(Excerpts from a figure dataset)
◆ ◆ ◆ ◆ ◆ ◆ ◆
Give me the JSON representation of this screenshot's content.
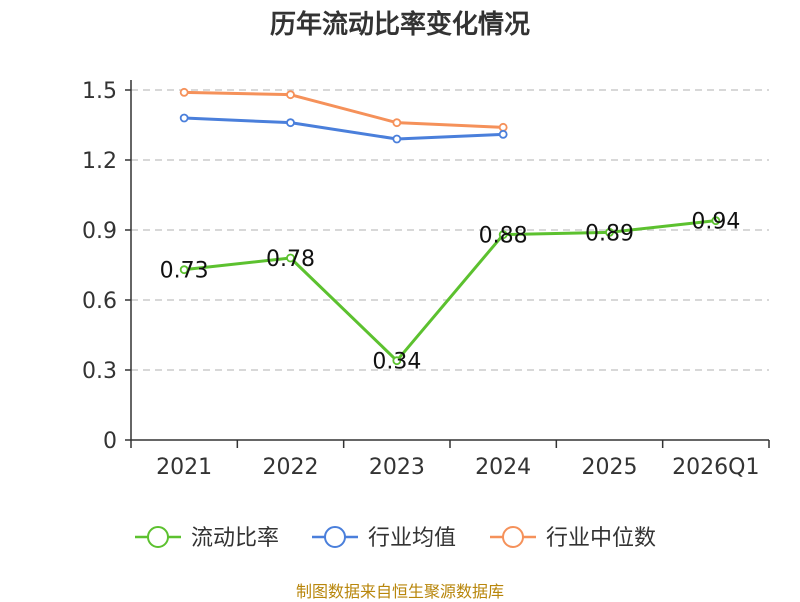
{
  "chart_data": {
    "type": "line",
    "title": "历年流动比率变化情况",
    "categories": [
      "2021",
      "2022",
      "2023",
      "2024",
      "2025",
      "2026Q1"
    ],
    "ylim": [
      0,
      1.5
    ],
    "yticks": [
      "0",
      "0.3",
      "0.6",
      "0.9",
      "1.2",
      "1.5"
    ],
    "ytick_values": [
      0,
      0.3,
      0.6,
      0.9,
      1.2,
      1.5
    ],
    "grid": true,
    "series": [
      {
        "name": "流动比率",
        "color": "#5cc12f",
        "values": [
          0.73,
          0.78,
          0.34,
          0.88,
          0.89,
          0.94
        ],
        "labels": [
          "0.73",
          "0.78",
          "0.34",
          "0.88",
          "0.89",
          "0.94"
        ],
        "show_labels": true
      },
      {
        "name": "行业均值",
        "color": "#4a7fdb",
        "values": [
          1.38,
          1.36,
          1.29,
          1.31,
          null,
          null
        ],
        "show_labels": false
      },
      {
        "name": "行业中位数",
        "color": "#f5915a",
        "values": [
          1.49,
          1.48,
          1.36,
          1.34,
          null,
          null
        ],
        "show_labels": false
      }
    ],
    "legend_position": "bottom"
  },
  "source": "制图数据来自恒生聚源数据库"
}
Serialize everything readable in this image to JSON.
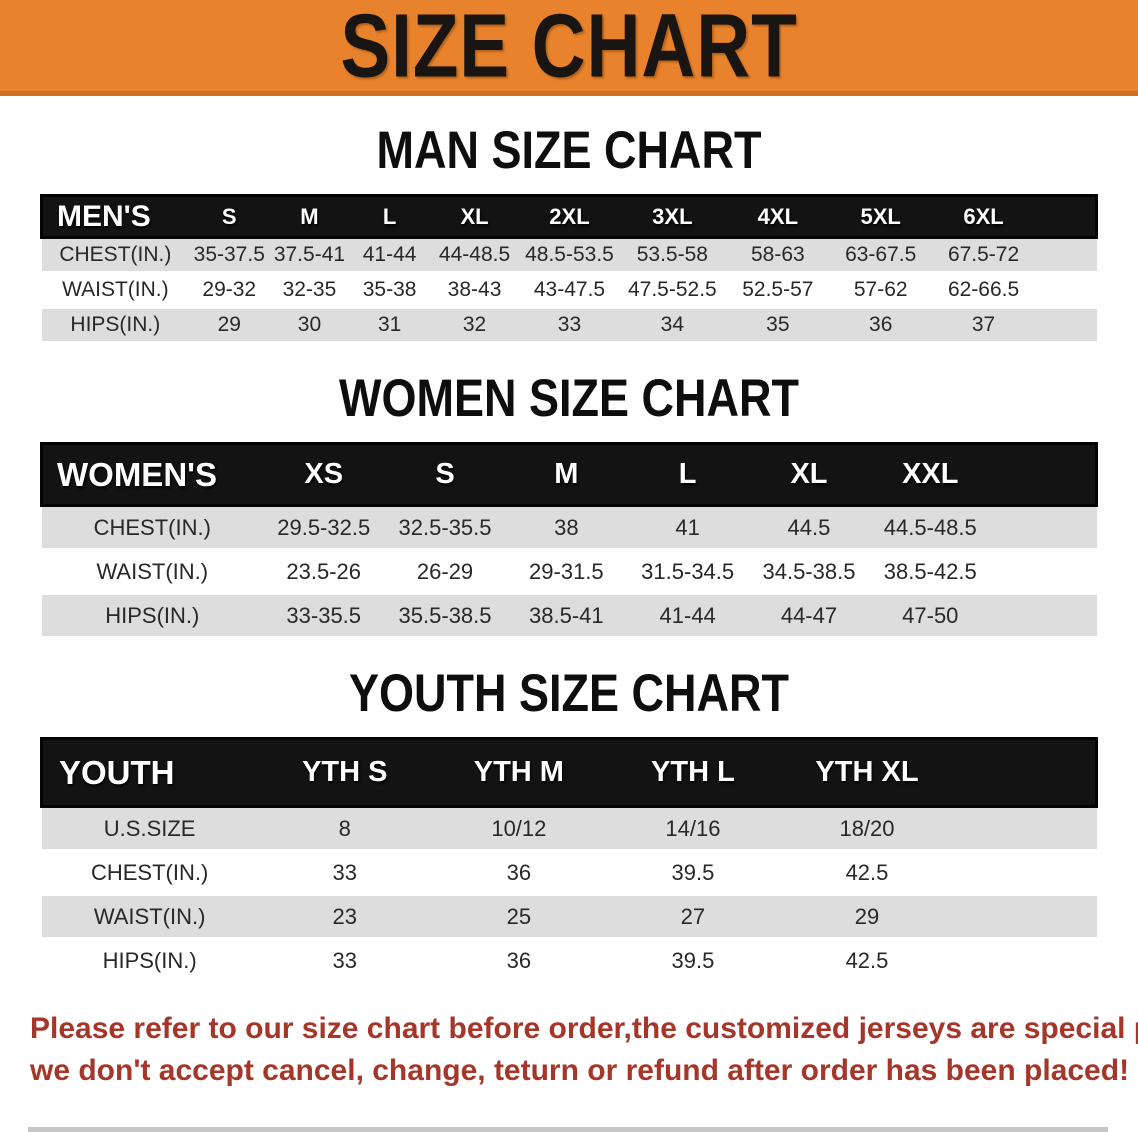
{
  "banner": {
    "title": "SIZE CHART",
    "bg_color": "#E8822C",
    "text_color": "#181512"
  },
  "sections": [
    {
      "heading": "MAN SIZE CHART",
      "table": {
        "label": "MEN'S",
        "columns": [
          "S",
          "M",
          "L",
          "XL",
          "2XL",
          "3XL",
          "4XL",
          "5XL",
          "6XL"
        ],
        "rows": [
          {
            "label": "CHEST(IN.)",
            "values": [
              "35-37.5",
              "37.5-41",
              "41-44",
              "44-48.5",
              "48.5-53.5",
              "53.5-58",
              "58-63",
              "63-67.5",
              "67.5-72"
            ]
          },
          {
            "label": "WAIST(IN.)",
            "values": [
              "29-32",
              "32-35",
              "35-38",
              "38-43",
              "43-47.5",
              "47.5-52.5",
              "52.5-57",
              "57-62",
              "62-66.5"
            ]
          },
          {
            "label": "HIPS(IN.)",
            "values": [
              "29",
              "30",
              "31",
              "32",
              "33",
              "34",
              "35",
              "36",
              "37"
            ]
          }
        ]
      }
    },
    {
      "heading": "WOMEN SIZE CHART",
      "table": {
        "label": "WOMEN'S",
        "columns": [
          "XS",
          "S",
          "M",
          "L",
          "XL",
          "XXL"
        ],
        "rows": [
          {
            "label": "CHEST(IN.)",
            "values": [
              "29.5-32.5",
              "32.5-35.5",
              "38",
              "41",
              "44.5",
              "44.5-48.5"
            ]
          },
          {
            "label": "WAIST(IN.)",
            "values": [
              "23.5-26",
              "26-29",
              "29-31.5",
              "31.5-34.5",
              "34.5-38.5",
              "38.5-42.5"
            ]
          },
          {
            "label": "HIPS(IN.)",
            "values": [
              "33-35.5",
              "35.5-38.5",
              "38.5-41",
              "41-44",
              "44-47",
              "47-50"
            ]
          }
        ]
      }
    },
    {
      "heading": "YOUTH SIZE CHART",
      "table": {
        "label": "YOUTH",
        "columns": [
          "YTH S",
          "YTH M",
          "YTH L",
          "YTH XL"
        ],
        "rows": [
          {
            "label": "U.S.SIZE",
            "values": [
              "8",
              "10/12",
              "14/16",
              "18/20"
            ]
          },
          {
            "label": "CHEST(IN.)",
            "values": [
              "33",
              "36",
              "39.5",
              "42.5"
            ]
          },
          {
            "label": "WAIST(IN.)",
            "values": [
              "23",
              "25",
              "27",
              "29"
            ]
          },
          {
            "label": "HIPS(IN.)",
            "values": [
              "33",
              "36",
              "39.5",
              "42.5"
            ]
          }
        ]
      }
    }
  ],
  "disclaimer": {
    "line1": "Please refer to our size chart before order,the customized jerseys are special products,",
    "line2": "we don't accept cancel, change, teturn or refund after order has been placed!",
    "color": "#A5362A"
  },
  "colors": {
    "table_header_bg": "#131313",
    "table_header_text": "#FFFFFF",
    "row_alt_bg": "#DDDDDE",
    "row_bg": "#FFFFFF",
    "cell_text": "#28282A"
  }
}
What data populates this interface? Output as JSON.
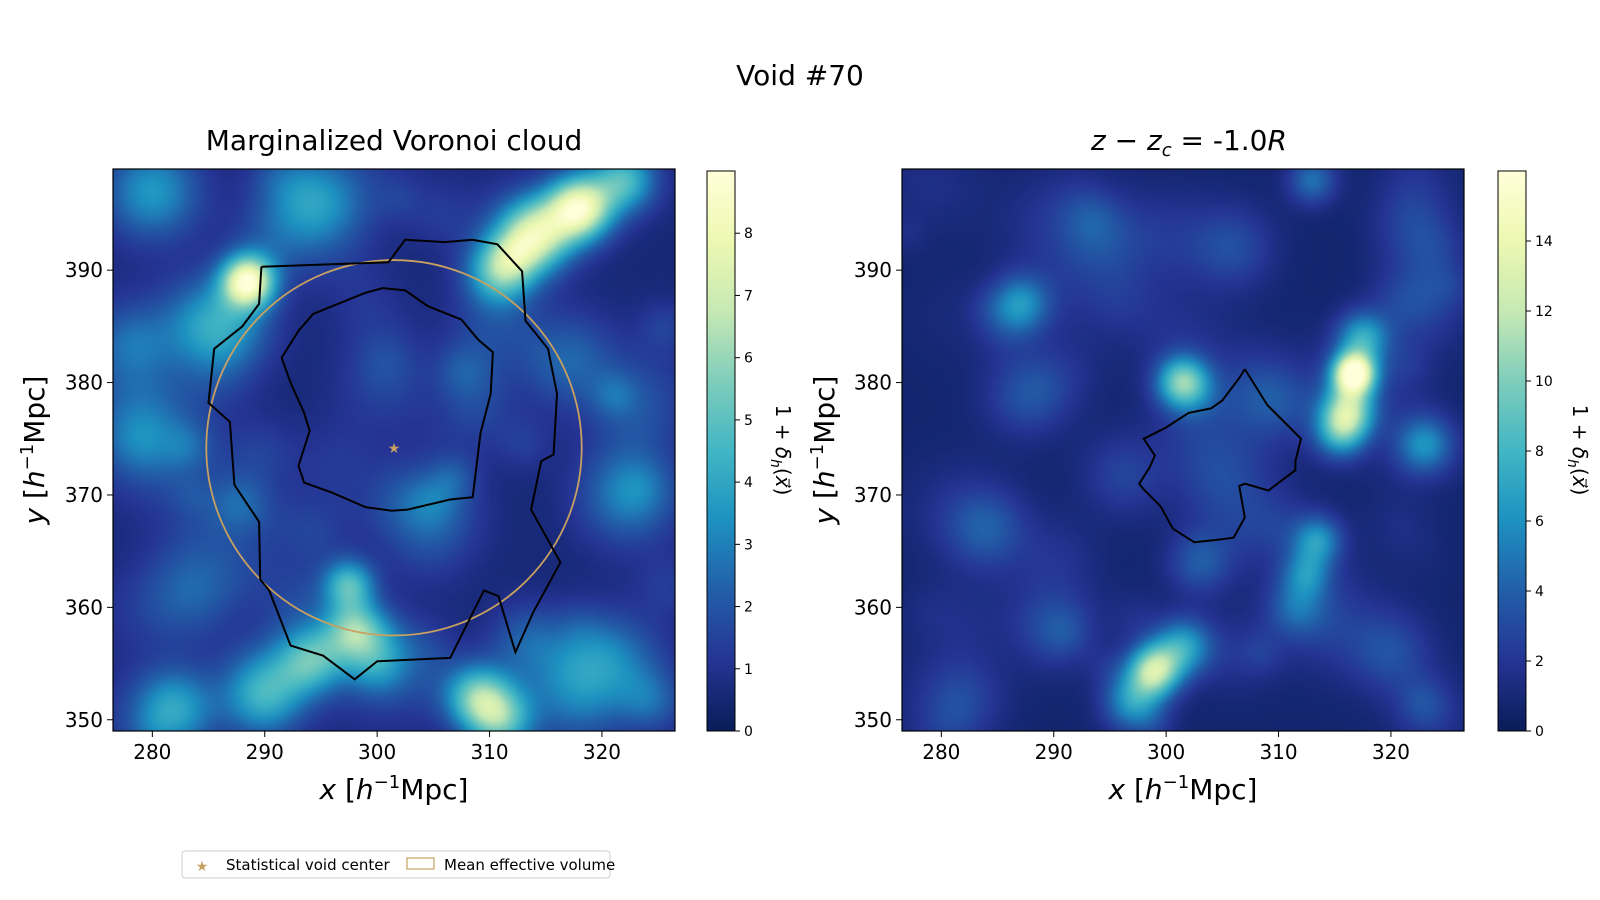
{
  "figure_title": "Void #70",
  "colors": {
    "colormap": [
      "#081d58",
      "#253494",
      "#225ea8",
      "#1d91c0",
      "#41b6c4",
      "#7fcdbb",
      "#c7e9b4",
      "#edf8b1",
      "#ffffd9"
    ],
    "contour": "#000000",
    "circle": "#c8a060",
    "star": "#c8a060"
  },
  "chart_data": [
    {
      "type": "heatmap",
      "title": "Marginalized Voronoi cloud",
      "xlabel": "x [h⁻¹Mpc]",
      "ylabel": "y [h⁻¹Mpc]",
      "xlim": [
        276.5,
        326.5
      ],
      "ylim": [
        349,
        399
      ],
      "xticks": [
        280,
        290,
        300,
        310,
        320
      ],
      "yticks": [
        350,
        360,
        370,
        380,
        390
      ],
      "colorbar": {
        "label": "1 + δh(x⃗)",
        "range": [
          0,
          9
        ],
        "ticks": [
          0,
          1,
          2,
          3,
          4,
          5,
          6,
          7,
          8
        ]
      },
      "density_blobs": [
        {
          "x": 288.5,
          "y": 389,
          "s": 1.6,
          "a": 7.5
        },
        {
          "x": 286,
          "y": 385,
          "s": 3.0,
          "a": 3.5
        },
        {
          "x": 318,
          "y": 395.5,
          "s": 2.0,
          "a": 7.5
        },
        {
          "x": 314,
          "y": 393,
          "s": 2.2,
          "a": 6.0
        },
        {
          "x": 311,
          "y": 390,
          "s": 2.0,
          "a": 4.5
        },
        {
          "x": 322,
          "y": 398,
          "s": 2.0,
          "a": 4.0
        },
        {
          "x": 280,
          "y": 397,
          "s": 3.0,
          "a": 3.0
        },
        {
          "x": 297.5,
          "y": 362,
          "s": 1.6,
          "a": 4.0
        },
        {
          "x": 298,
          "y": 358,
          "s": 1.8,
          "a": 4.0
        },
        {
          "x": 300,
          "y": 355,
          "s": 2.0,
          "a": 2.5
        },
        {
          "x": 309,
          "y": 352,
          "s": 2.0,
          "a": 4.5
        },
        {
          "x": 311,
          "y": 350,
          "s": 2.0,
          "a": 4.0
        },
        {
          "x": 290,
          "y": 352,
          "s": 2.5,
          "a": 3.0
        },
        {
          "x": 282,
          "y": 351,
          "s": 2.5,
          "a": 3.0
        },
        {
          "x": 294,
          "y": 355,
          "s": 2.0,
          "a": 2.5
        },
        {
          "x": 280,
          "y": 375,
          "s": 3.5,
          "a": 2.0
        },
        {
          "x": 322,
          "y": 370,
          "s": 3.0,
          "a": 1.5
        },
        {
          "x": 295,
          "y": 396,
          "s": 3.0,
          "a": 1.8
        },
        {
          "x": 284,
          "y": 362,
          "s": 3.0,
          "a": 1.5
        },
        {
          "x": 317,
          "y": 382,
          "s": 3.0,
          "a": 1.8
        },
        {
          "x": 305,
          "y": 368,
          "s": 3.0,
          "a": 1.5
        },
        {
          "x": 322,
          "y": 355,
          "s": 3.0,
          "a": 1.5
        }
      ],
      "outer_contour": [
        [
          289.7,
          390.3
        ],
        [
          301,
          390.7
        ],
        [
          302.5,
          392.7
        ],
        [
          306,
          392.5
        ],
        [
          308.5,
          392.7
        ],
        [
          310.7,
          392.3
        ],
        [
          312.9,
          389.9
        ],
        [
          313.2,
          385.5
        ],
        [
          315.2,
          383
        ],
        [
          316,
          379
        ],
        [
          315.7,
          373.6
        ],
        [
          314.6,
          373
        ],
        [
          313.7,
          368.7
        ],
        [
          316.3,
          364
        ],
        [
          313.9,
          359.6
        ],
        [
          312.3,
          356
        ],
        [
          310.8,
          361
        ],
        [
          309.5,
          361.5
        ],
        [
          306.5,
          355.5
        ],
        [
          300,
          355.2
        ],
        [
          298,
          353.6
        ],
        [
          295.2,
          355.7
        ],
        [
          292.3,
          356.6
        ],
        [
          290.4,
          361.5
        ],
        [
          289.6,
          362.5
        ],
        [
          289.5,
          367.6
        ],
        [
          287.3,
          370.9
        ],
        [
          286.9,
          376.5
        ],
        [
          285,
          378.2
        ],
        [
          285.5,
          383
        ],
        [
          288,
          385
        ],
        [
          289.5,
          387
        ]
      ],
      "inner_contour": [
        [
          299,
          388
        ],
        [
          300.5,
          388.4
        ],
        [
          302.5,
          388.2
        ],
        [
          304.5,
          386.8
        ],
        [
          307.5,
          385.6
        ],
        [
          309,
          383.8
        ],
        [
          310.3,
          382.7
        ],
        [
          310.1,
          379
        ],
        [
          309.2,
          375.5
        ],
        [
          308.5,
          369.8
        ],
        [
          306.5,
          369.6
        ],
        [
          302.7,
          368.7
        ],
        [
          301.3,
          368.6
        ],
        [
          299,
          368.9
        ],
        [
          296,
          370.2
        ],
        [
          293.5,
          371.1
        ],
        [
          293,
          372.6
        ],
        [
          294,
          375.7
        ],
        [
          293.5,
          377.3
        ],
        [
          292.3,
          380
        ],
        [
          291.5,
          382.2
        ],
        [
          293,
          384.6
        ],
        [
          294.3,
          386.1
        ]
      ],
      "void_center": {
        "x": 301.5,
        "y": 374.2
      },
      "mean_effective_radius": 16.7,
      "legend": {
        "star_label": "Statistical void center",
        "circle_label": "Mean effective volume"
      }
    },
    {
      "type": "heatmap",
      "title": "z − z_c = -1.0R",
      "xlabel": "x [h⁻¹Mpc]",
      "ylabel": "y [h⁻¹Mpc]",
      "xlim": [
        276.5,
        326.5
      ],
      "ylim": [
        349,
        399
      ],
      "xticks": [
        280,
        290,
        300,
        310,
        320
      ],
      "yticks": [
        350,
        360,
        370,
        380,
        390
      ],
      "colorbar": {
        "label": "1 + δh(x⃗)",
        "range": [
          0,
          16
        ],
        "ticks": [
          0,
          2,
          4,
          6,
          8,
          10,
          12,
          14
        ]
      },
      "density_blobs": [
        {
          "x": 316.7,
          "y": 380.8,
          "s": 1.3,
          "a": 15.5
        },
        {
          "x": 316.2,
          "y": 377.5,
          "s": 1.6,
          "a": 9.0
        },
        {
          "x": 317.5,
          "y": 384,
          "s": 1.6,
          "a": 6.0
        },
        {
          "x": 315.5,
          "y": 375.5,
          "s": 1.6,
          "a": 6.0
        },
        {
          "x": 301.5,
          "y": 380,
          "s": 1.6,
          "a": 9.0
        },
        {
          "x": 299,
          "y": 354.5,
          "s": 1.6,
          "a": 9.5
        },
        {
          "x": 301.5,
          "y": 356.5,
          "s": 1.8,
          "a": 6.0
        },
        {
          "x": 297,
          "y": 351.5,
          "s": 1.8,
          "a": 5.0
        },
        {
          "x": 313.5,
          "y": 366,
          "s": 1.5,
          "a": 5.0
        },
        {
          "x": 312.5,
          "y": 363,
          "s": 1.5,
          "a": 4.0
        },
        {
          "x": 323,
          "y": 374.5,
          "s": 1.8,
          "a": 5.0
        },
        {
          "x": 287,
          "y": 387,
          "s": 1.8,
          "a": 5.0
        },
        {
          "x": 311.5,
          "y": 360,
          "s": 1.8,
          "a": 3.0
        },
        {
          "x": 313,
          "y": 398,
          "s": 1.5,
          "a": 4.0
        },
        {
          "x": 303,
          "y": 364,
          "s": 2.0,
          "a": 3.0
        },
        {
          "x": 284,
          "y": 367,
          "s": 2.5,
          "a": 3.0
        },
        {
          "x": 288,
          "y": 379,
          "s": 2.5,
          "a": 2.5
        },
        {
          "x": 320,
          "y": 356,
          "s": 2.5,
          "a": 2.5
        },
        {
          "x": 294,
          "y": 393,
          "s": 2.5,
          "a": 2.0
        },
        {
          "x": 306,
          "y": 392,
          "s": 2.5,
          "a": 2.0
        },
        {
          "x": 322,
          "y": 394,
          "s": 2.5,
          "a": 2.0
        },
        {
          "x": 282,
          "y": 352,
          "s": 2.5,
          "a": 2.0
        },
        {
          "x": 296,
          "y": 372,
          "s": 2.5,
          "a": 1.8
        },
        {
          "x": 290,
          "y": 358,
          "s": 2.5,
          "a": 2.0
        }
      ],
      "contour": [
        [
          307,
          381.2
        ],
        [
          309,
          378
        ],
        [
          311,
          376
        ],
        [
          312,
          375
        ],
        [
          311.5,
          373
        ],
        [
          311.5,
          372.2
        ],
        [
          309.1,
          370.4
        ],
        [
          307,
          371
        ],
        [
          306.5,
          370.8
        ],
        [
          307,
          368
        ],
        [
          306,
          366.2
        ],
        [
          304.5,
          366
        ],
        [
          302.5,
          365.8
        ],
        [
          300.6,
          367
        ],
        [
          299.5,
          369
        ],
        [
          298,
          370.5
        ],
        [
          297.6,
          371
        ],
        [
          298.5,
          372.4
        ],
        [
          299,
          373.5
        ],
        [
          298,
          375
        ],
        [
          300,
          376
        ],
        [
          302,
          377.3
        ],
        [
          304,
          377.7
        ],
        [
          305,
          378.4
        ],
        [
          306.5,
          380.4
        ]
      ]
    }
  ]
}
◆ ◆ ◆ ◆ ◆ ◆ ◆
● **REQUIRED WORK**:
Check each line of the records for the word "JSON" and extract those that contain it.

● **COMPLETE ANSWER**:
Give me the JSON representation of this screenshot's content.
Serialize everything readable in this image to JSON.
What data populates this interface? Output as JSON.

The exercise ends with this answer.